[start of ITEMS]

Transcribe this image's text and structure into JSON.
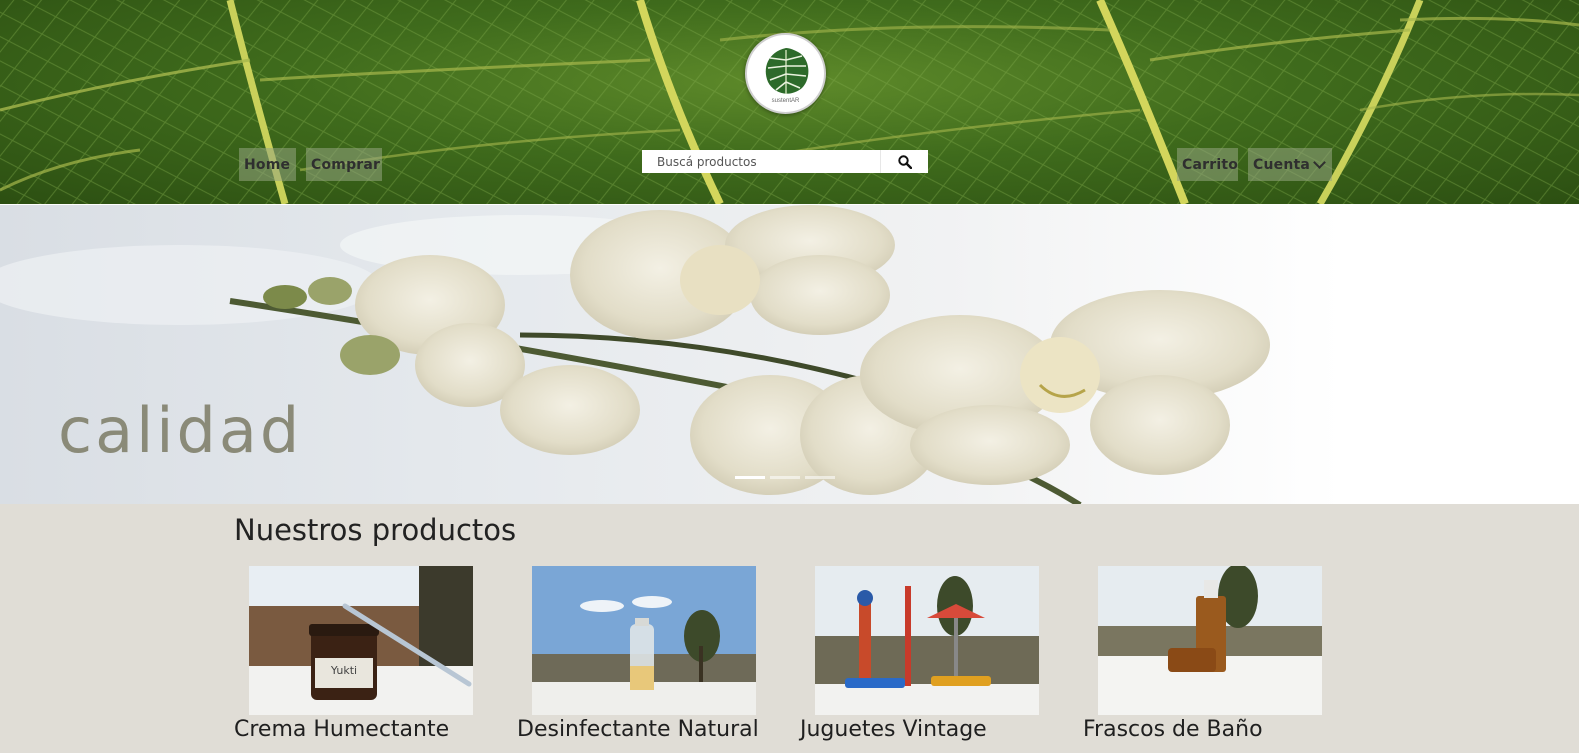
{
  "header": {
    "logo_text": "sustentAR",
    "nav_left": [
      {
        "label": "Home"
      },
      {
        "label": "Comprar"
      }
    ],
    "nav_right": [
      {
        "label": "Carrito"
      },
      {
        "label": "Cuenta"
      }
    ],
    "search": {
      "placeholder": "Buscá productos",
      "value": ""
    },
    "icons": {
      "search": "search-icon",
      "dropdown": "chevron-down-icon",
      "logo": "monstera-leaf-icon"
    }
  },
  "hero": {
    "caption": "calidad",
    "slides_count": 3,
    "active_slide": 1
  },
  "products": {
    "title": "Nuestros productos",
    "items": [
      {
        "name": "Crema Humectante"
      },
      {
        "name": "Desinfectante Natural"
      },
      {
        "name": "Juguetes Vintage"
      },
      {
        "name": "Frascos de Baño"
      }
    ]
  },
  "colors": {
    "page_background": "#e0ddd6",
    "nav_button": "#96a582",
    "leaf_green": "#3f6b1c",
    "caption": "#8a8a78"
  }
}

[end of ITEMS]

Return all lines of the material above in which the word "productos" occurs.

      "placeholder": "Buscá productos",
    "title": "Nuestros productos",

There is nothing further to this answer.